*Task statement*
Could you extract every entry below and reproduce it exactly?

*Entries supplied*
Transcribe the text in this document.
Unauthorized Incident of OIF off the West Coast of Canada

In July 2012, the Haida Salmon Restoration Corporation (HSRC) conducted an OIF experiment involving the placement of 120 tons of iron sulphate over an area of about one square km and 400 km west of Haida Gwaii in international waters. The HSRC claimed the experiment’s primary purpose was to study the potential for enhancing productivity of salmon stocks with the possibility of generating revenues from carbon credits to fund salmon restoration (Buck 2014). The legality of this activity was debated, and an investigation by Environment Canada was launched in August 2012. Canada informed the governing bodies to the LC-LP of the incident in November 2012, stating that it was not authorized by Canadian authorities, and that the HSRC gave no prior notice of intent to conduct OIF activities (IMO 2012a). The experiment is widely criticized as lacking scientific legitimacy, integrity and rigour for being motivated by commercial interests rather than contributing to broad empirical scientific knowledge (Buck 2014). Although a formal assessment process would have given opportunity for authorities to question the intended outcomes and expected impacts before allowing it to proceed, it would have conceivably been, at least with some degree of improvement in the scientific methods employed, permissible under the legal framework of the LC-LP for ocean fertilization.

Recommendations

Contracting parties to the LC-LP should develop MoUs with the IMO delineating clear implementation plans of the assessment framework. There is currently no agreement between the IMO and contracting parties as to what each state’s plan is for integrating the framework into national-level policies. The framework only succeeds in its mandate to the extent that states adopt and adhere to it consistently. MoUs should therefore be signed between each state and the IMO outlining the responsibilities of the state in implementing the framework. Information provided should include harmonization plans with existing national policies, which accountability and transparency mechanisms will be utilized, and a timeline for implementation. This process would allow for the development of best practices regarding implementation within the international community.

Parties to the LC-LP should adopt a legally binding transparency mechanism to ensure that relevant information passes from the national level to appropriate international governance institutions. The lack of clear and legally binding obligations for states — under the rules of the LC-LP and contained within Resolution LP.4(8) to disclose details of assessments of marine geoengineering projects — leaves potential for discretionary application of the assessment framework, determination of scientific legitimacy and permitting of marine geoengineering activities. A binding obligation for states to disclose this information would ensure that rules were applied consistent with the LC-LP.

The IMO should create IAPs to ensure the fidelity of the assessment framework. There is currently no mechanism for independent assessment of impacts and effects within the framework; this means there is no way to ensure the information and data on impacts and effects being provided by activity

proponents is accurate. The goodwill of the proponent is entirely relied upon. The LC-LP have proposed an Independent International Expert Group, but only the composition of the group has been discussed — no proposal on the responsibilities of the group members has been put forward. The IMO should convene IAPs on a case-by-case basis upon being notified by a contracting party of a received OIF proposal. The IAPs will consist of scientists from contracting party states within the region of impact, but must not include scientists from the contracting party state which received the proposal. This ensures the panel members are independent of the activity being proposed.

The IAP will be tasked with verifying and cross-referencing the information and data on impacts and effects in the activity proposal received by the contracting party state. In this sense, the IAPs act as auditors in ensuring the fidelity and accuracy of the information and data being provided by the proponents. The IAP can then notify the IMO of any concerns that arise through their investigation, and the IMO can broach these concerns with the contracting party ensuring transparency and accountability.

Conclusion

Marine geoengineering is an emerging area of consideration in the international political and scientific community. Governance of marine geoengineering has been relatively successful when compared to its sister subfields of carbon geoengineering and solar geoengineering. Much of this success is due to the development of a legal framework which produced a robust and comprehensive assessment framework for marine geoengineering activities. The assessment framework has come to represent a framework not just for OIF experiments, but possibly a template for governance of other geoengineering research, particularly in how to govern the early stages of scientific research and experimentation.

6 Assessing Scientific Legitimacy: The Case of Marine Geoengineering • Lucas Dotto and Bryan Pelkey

*Response*
Transcribe the text in this document.
Unauthorized Incident of OIF off the West Coast of Canada

In July 2012, the Haida Salmon Restoration Corporation (HSRC) conducted an OIF experiment involving the placement of 120 tons of iron sulphate over an area of about one square km and 400 km west of Haida Gwaii in international waters. The HSRC claimed the experiment’s primary purpose was to study the potential for enhancing productivity of salmon stocks with the possibility of generating revenues from carbon credits to fund salmon restoration (Buck 2014). The legality of this activity was debated, and an investigation by Environment Canada was launched in August 2012. Canada informed the governing bodies to the LC-LP of the incident in November 2012, stating that it was not authorized by Canadian authorities, and that the HSRC gave no prior notice of intent to conduct OIF activities (IMO 2012a). The experiment is widely criticized as lacking scientific legitimacy, integrity and rigour for being motivated by commercial interests rather than contributing to broad empirical scientific knowledge (Buck 2014). Although a formal assessment process would have given opportunity for authorities to question the intended outcomes and expected impacts before allowing it to proceed, it would have conceivably been, at least with some degree of improvement in the scientific methods employed, permissible under the legal framework of the LC-LP for ocean fertilization.

Recommendations

Contracting parties to the LC-LP should develop MoUs with the IMO delineating clear implementation plans of the assessment framework. There is currently no agreement between the IMO and contracting parties as to what each state’s plan is for integrating the framework into national-level policies. The framework only succeeds in its mandate to the extent that states adopt and adhere to it consistently. MoUs should therefore be signed between each state and the IMO outlining the responsibilities of the state in implementing the framework. Information provided should include harmonization plans with existing national policies, which accountability and transparency mechanisms will be utilized, and a timeline for implementation. This process would allow for the development of best practices regarding implementation within the international community.

Parties to the LC-LP should adopt a legally binding transparency mechanism to ensure that relevant information passes from the national level to appropriate international governance institutions. The lack of clear and legally binding obligations for states — under the rules of the LC-LP and contained within Resolution LP.4(8) to disclose details of assessments of marine geoengineering projects — leaves potential for discretionary application of the assessment framework, determination of scientific legitimacy and permitting of marine geoengineering activities. A binding obligation for states to disclose this information would ensure that rules were applied consistent with the LC-LP.

The IMO should create IAPs to ensure the fidelity of the assessment framework. There is currently no mechanism for independent assessment of impacts and effects within the framework; this means there is no way to ensure the information and data on impacts and effects being provided by activity

proponents is accurate. The goodwill of the proponent is entirely relied upon. The LC-LP have proposed an Independent International Expert Group, but only the composition of the group has been discussed — no proposal on the responsibilities of the group members has been put forward. The IMO should convene IAPs on a case-by-case basis upon being notified by a contracting party of a received OIF proposal. The IAPs will consist of scientists from contracting party states within the region of impact, but must not include scientists from the contracting party state which received the proposal. This ensures the panel members are independent of the activity being proposed.

The IAP will be tasked with verifying and cross-referencing the information and data on impacts and effects in the activity proposal received by the contracting party state. In this sense, the IAPs act as auditors in ensuring the fidelity and accuracy of the information and data being provided by the proponents. The IAP can then notify the IMO of any concerns that arise through their investigation, and the IMO can broach these concerns with the contracting party ensuring transparency and accountability.

Conclusion

Marine geoengineering is an emerging area of consideration in the international political and scientific community. Governance of marine geoengineering has been relatively successful when compared to its sister subfields of carbon geoengineering and solar geoengineering. Much of this success is due to the development of a legal framework which produced a robust and comprehensive assessment framework for marine geoengineering activities. The assessment framework has come to represent a framework not just for OIF experiments, but possibly a template for governance of other geoengineering research, particularly in how to govern the early stages of scientific research and experimentation.

6 Assessing Scientific Legitimacy: The Case of Marine Geoengineering • Lucas Dotto and Bryan Pelkey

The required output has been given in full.